-- Begin DATA IN THIS EXERCISE --

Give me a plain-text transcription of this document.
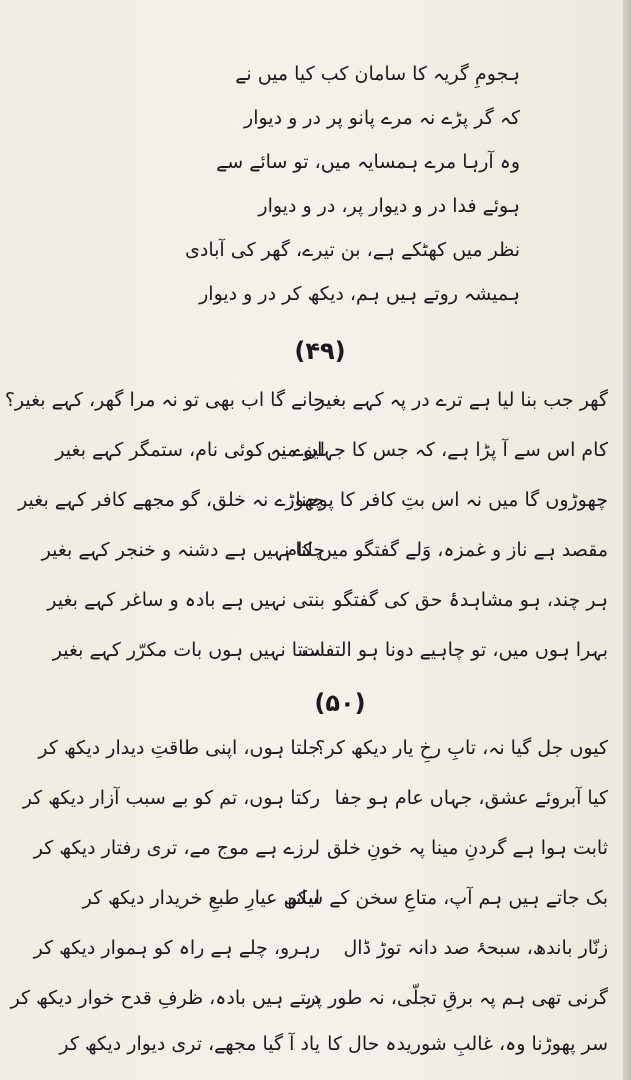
ہجومِ گریہ کا سامان کب کیا میں نے
کہ گر پڑے نہ مرے پانو پر در و دیوار
وہ آرہا مرے ہمسایہ میں، تو سائے سے
ہوئے فدا در و دیوار پر، در و دیوار
نظر میں کھٹکے ہے، بن تیرے، گھر کی آبادی
ہمیشہ روتے ہیں ہم، دیکھ کر در و دیوار
(۴۹)
گھر جب بنا لیا ہے ترے در پہ کہے بغیر
کام اس سے آ پڑا ہے، کہ جس کا جہان میں
چھوڑوں گا میں نہ اس بتِ کافر کا پوجنا
مقصد ہے ناز و غمزہ، وَلے گفتگو میں کام
ہر چند، ہو مشاہدۂ حق کی گفتگو
بہرا ہوں میں، تو چاہیے دونا ہو التفات
جانے گا اب بھی تو نہ مرا گھر، کہے بغیر؟
لیوے نہ کوئی نام، ستمگر کہے بغیر
چھوڑے نہ خلق، گو مجھے کافر کہے بغیر
چلتا نہیں ہے دشنہ و خنجر کہے بغیر
بنتی نہیں ہے بادہ و ساغر کہے بغیر
سنتا نہیں ہوں بات مکرّر کہے بغیر
(۵۰)
کیوں جل گیا نہ، تابِ رخِ یار دیکھ کر؟
کیا آبروئے عشق، جہاں عام ہو جفا
ثابت ہوا ہے گردنِ مینا پہ خونِ خلق
بک جاتے ہیں ہم آپ، متاعِ سخن کے ساتھ
زنّار باندھ، سبحۂ صد دانہ توڑ ڈال
گرنی تھی ہم پہ برقِ تجلّی، نہ طور پر
سر پھوڑنا وہ، غالبِ شوریدہ حال کا
جلتا ہوں، اپنی طاقتِ دیدار دیکھ کر
رکتا ہوں، تم کو بے سبب آزار دیکھ کر
لرزے ہے موج مے، تری رفتار دیکھ کر
لیکن عیارِ طبعِ خریدار دیکھ کر
رہرو، چلے ہے راہ کو ہموار دیکھ کر
دیتے ہیں بادہ، ظرفِ قدح خوار دیکھ کر
یاد آ گیا مجھے، تری دیوار دیکھ کر
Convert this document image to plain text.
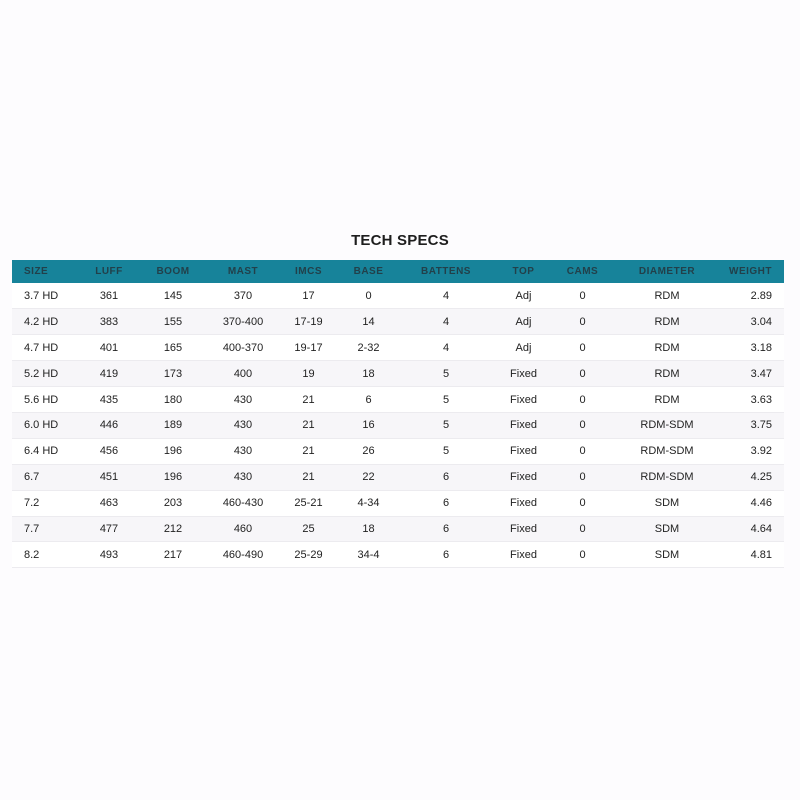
TECH SPECS
SIZE	LUFF	BOOM	MAST	IMCS	BASE	BATTENS	TOP	CAMS	DIAMETER	WEIGHT
3.7 HD	361	145	370	17	0	4	Adj	0	RDM	2.89
4.2 HD	383	155	370-400	17-19	14	4	Adj	0	RDM	3.04
4.7 HD	401	165	400-370	19-17	2-32	4	Adj	0	RDM	3.18
5.2 HD	419	173	400	19	18	5	Fixed	0	RDM	3.47
5.6 HD	435	180	430	21	6	5	Fixed	0	RDM	3.63
6.0 HD	446	189	430	21	16	5	Fixed	0	RDM-SDM	3.75
6.4 HD	456	196	430	21	26	5	Fixed	0	RDM-SDM	3.92
6.7	451	196	430	21	22	6	Fixed	0	RDM-SDM	4.25
7.2	463	203	460-430	25-21	4-34	6	Fixed	0	SDM	4.46
7.7	477	212	460	25	18	6	Fixed	0	SDM	4.64
8.2	493	217	460-490	25-29	34-4	6	Fixed	0	SDM	4.81
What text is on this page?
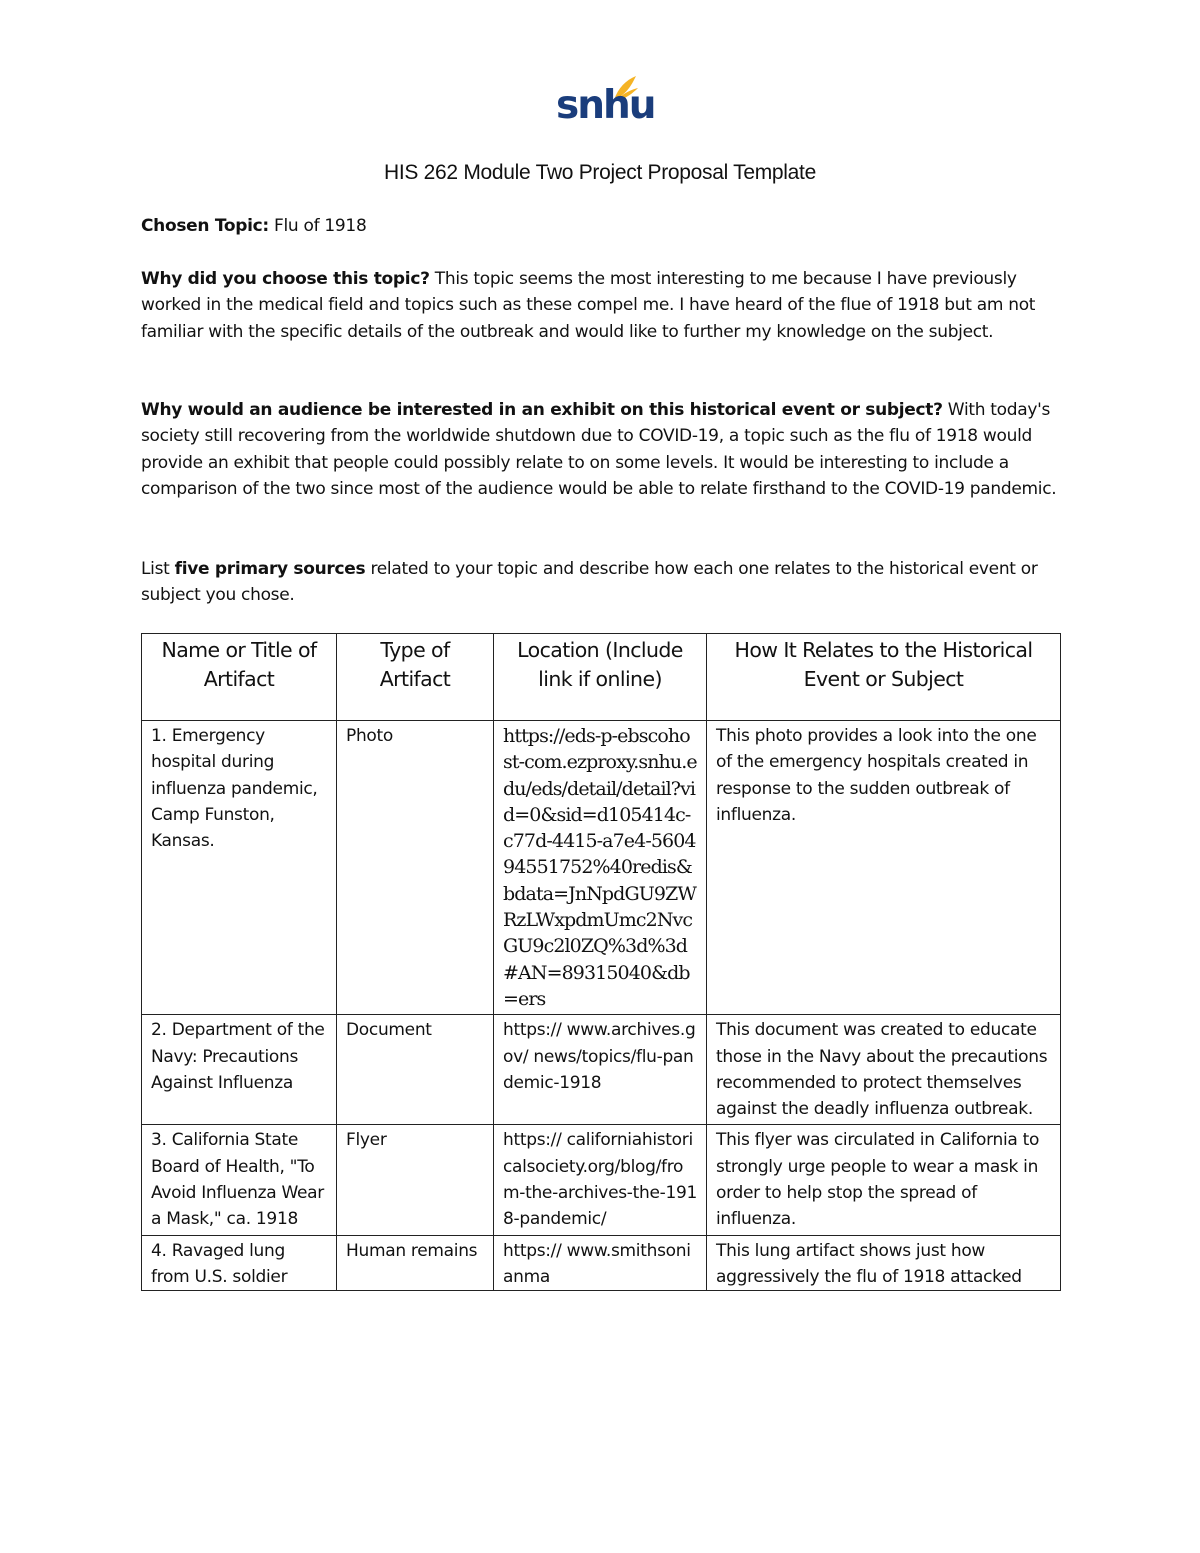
snhu
HIS 262 Module Two Project Proposal Template
Chosen Topic: Flu of 1918
Why did you choose this topic? This topic seems the most interesting to me because I have previously worked in the medical field and topics such as these compel me. I have heard of the flue of 1918 but am not familiar with the specific details of the outbreak and would like to further my knowledge on the subject.
Why would an audience be interested in an exhibit on this historical event or subject? With today's society still recovering from the worldwide shutdown due to COVID-19, a topic such as the flu of 1918 would provide an exhibit that people could possibly relate to on some levels. It would be interesting to include a comparison of the two since most of the audience would be able to relate firsthand to the COVID-19 pandemic.
List five primary sources related to your topic and describe how each one relates to the historical event or subject you chose.
Name or Title of Artifact	Type of Artifact	Location (Include link if online)	How It Relates to the Historical Event or Subject
1. Emergency hospital during influenza pandemic, Camp Funston, Kansas.	Photo	https://eds-p-ebscohost-com.ezproxy.snhu.edu/eds/detail/detail?vid=0&sid=d105414c-c77d-4415-a7e4-560494551752%40redis&bdata=JnNpdGU9ZWRzLWxpdmUmc2NvcGU9c2l0ZQ%3d%3d#AN=89315040&db=ers	This photo provides a look into the one of the emergency hospitals created in response to the sudden outbreak of influenza.
2. Department of the Navy: Precautions Against Influenza	Document	https:// www.archives.gov/ news/topics/flu-pandemic-1918	This document was created to educate those in the Navy about the precautions recommended to protect themselves against the deadly influenza outbreak.
3. California State Board of Health, "To Avoid Influenza Wear a Mask," ca. 1918	Flyer	https:// californiahistoricalsociety.org/blog/from-the-archives-the-1918-pandemic/	This flyer was circulated in California to strongly urge people to wear a mask in order to help stop the spread of influenza.
4. Ravaged lung from U.S. soldier	Human remains	https:// www.smithsonianma	This lung artifact shows just how aggressively the flu of 1918 attacked
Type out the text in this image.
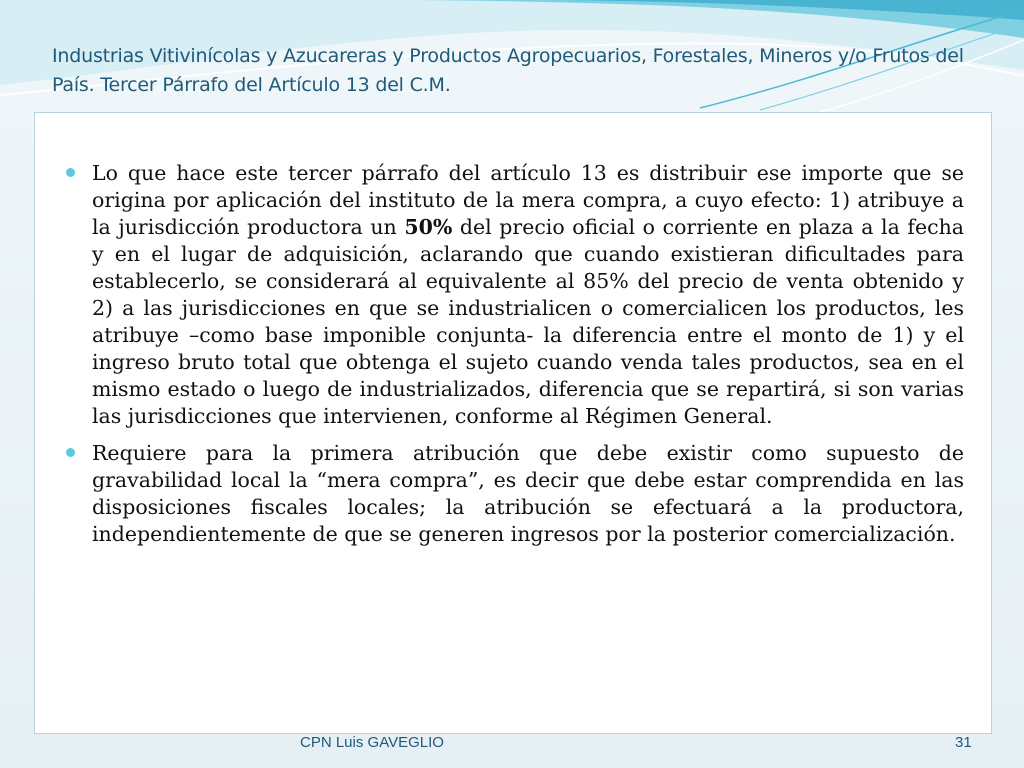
Industrias Vitivinícolas y Azucareras y Productos Agropecuarios, Forestales, Mineros y/o Frutos del País. Tercer Párrafo del Artículo 13 del C.M.
Lo que hace este tercer párrafo del artículo 13 es distribuir ese importe que se origina por aplicación del instituto de la mera compra, a cuyo efecto: 1) atribuye a la jurisdicción productora un 50% del precio oficial o corriente en plaza a la fecha y en el lugar de adquisición, aclarando que cuando existieran dificultades para establecerlo, se considerará al equivalente al 85% del precio de venta obtenido y 2) a las jurisdicciones en que se industrialicen o comercialicen los productos, les atribuye –como base imponible conjunta- la diferencia entre el monto de 1) y el ingreso bruto total que obtenga el sujeto cuando venda tales productos, sea en el mismo estado o luego de industrializados, diferencia que se repartirá, si son varias las jurisdicciones que intervienen, conforme al Régimen General.
Requiere para la primera atribución que debe existir como supuesto de gravabilidad local la “mera compra”, es decir que debe estar comprendida en las disposiciones fiscales locales; la atribución se efectuará a la productora, independientemente de que se generen ingresos por la posterior comercialización.
CPN Luis GAVEGLIO	31
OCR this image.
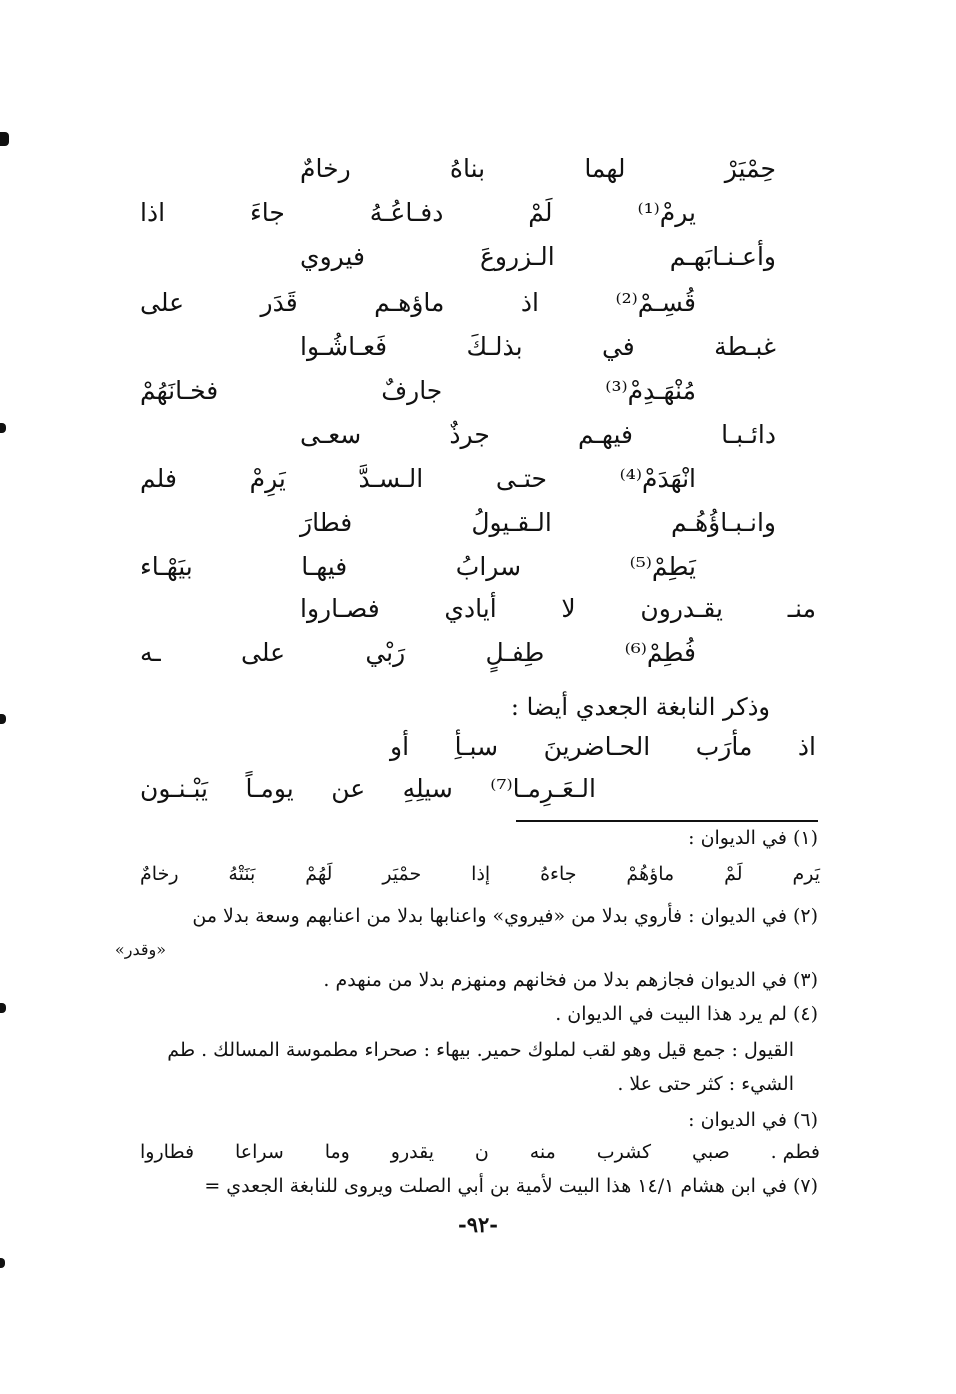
رخامٌ	بناهُ	لهما	حِمْيَرْ
اذا	جاءَ	دفـاعُـهُ	لَمْ	يرمْ⁽¹⁾
فيروي	الـزروعَ	وأعـنـابَهـم
على	قَدَر	ماؤهـم	اذ	قُسِـمْ⁽²⁾
فَعـاشُـوا	بذلـكَ	في	غبـطة
فخـانَهُمْ	جارفٌ	مُنْهَـدِمْ⁽³⁾
سعـى	جرذٌ	فيهـم	دائـبـا
فلم	يَرِمْ	الـسـدَّ	حتـى	انْهَدَمْ⁽⁴⁾
فطارَ	الـقـيولُ	وانـبـاؤُهُـم
بيَهْـاء	فيهـا	سرابُ	يَطِمْ⁽⁵⁾
فصـاروا	أيادي	لا	يقـدرون	منـ
ـه	على	رَبْي	طِفـلٍ	فُطِمْ⁽⁶⁾
وذكر النابغة الجعدي أيضا :
أو سبـأِ الحـاضرينَ مأرَب اذ
يَبْـنـون يومـاً عن سيلِهِ الـعَـرِمـا⁽⁷⁾
(١) في الديوان :
رخامٌ	بَنَتْهُ	لَهُمْ	حمْيَر	إذا	جاءهُ	ماؤهُمْ	لَمْ	يَرم
(٢) في الديوان : فأروي بدلا من «فيروي» واعنابها بدلا من اعنابهم وسعة بدلا من
«وقدر»
(٣) في الديوان فجازهم بدلا من فخانهم ومنهزم بدلا من منهدم .
(٤) لم يرد هذا البيت في الديوان .
القيول : جمع قيل وهو لقب لملوك حمير. بيهاء : صحراء مطموسة المسالك . طم
الشيء : كثر حتى علا .
(٦) في الديوان :
فطاروا سراعا وما يقدرو ن منه كشرب صبي فطم .
(٧) في ابن هشام ١٤/١ هذا البيت لأمية بن أبي الصلت ويروى للنابغة الجعدي =
-٩٢-
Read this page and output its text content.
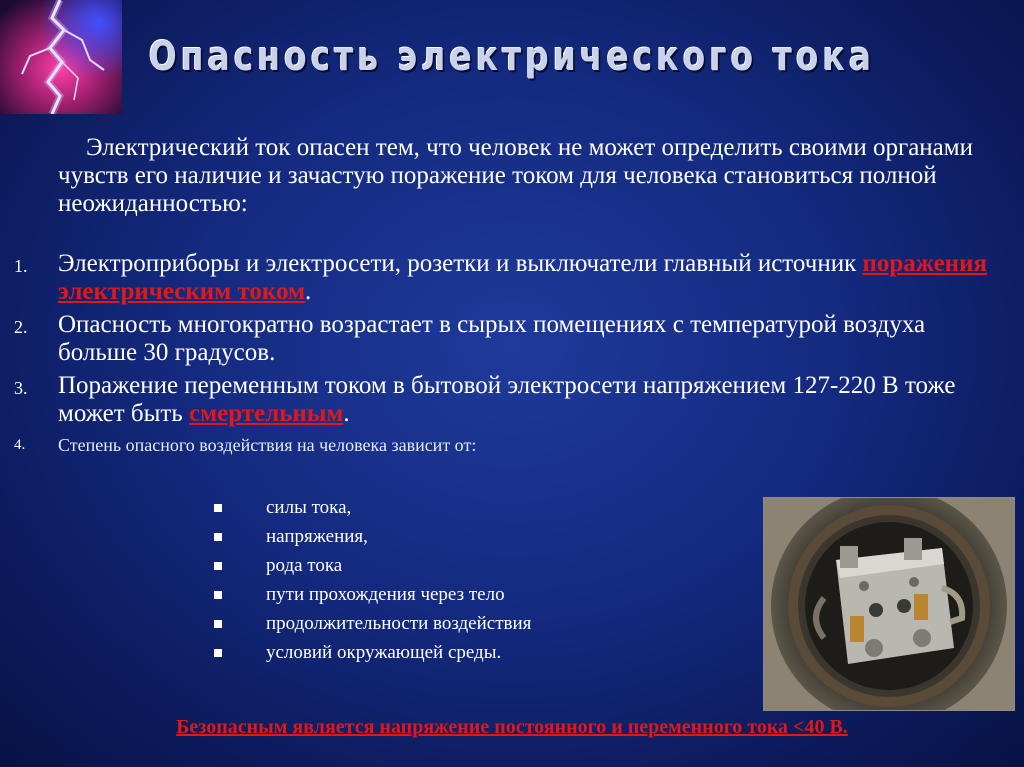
Опасность электрического тока
Электрический ток опасен тем, что человек не может определить своими органами чувств его наличие и зачастую поражение током для человека становиться полной неожиданностью:
1.	Электроприборы и электросети, розетки и выключатели главный источник поражения электрическим током.
2.	Опасность многократно возрастает в сырых помещениях с температурой воздуха больше 30 градусов.
3.	Поражение переменным током в бытовой электросети напряжением 127-220 В тоже может быть смертельным.
4.	Степень опасного воздействия на человека зависит от:
силы тока,
напряжения,
рода тока
пути прохождения через тело
продолжительности воздействия
условий окружающей среды.
Безопасным является напряжение постоянного и переменного тока <40 В.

-- End DATA IN THIS EXERCISE --

List all lines where "from" occurs.

Why would an audience be interested in an exhibit on this historical event or subject? With today's society still recovering from the worldwide shutdown due to COVID-19, a topic such as the flu of 1918 would provide an exhibit that people could possibly relate to on some levels. It would be interesting to include a comparison of the two since most of the audience would be able to relate firsthand to the COVID-19 pandemic.
3. California State Board of Health, "To Avoid Influenza Wear a Mask," ca. 1918	Flyer	https:// californiahistoricalsociety.org/blog/from-the-archives-the-1918-pandemic/	This flyer was circulated in California to strongly urge people to wear a mask in order to help stop the spread of influenza.
4. Ravaged lung from U.S. soldier	Human remains	https:// www.smithsonianma	This lung artifact shows just how aggressively the flu of 1918 attacked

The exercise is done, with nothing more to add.